◆ WRITTEN PROBLEM ◆
Among the entries below, find the lines with "JSON" and copy them.

Records about charts and figures:

►

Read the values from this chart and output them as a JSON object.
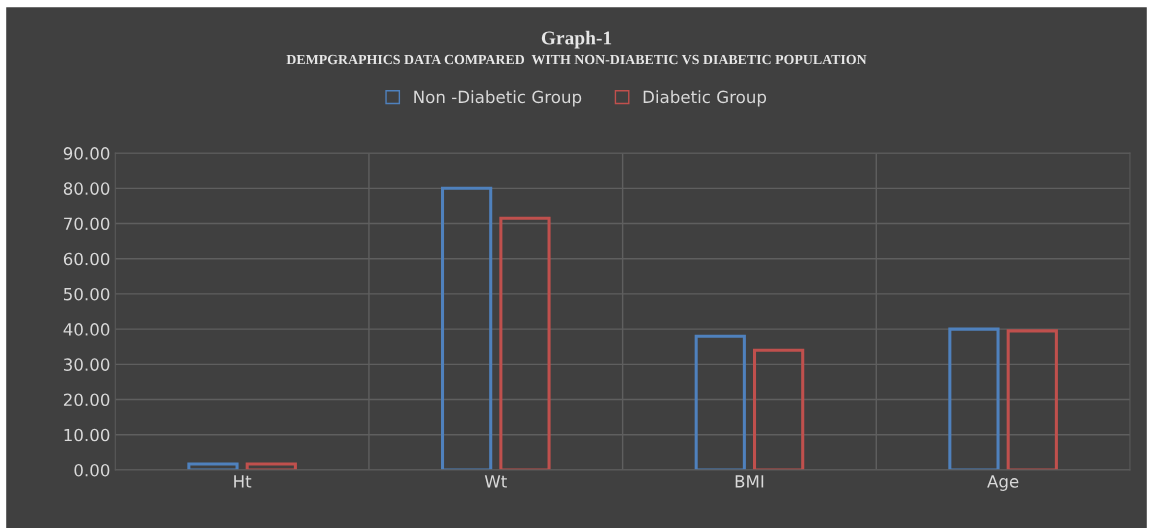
{
  "chart_data": {
    "type": "bar",
    "title": "Graph-1",
    "subtitle": "DEMPGRAPHICS DATA COMPARED  WITH NON-DIABETIC VS DIABETIC POPULATION",
    "categories": [
      "Ht",
      "Wt",
      "BMI",
      "Age"
    ],
    "series": [
      {
        "name": "Non -Diabetic Group",
        "color": "#4f81bd",
        "values": [
          1.7,
          80,
          38,
          40
        ]
      },
      {
        "name": "Diabetic Group",
        "color": "#c0504d",
        "values": [
          1.7,
          71.5,
          34,
          39.5
        ]
      }
    ],
    "ylim": [
      0,
      90
    ],
    "yticks": [
      {
        "value": 0,
        "label": "0.00"
      },
      {
        "value": 10,
        "label": "10.00"
      },
      {
        "value": 20,
        "label": "20.00"
      },
      {
        "value": 30,
        "label": "30.00"
      },
      {
        "value": 40,
        "label": "40.00"
      },
      {
        "value": 50,
        "label": "50.00"
      },
      {
        "value": 60,
        "label": "60.00"
      },
      {
        "value": 70,
        "label": "70.00"
      },
      {
        "value": 80,
        "label": "80.00"
      },
      {
        "value": 90,
        "label": "90.00"
      }
    ],
    "grid": true,
    "legend": "top"
  }
}
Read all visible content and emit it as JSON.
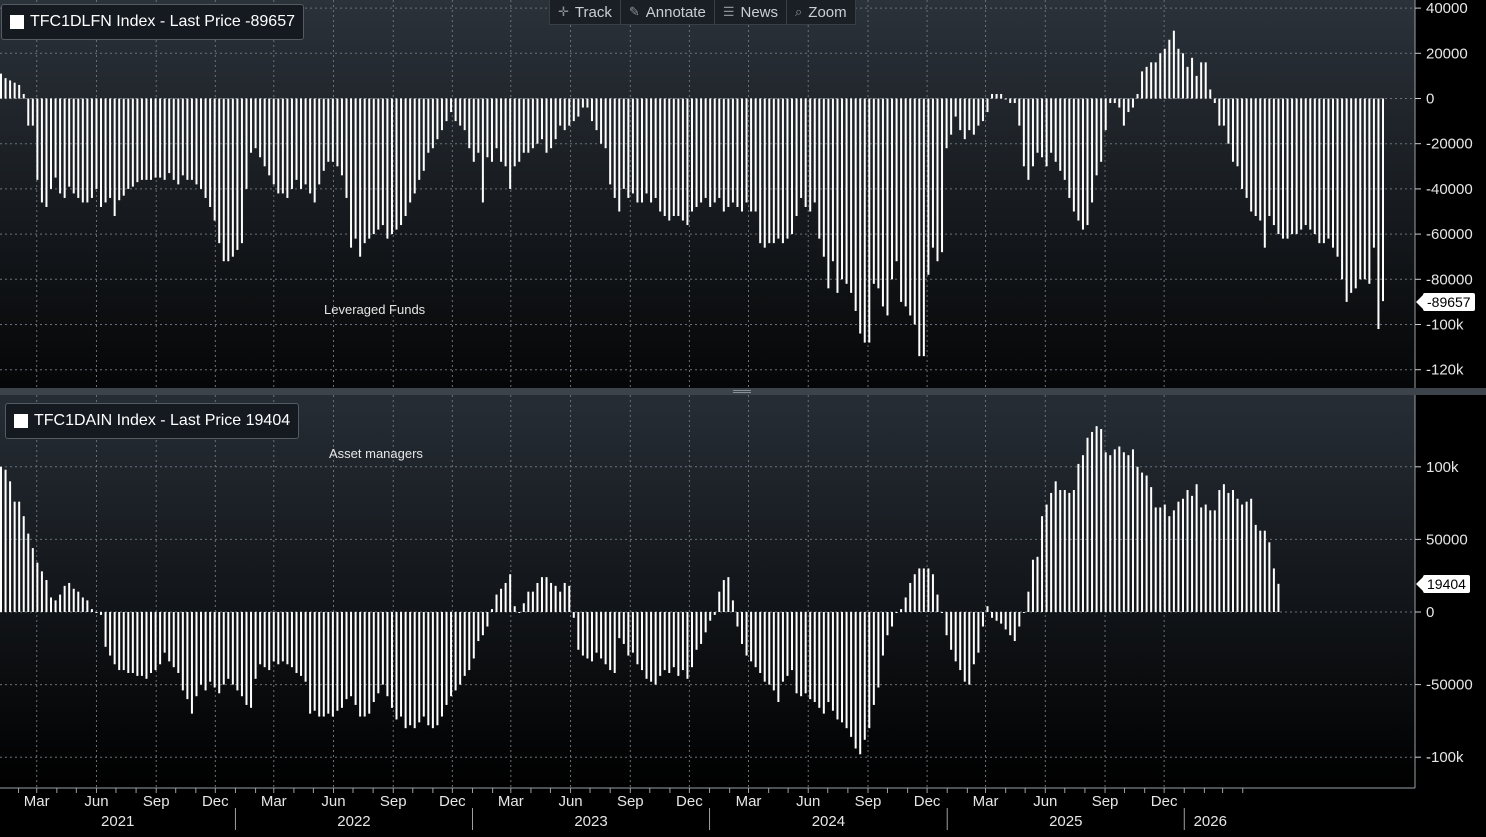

◄

◆ EXPECTED ANSWER ◆
Read the values from this chart and output them as a JSON object.
Read all visible content and emit it as JSON.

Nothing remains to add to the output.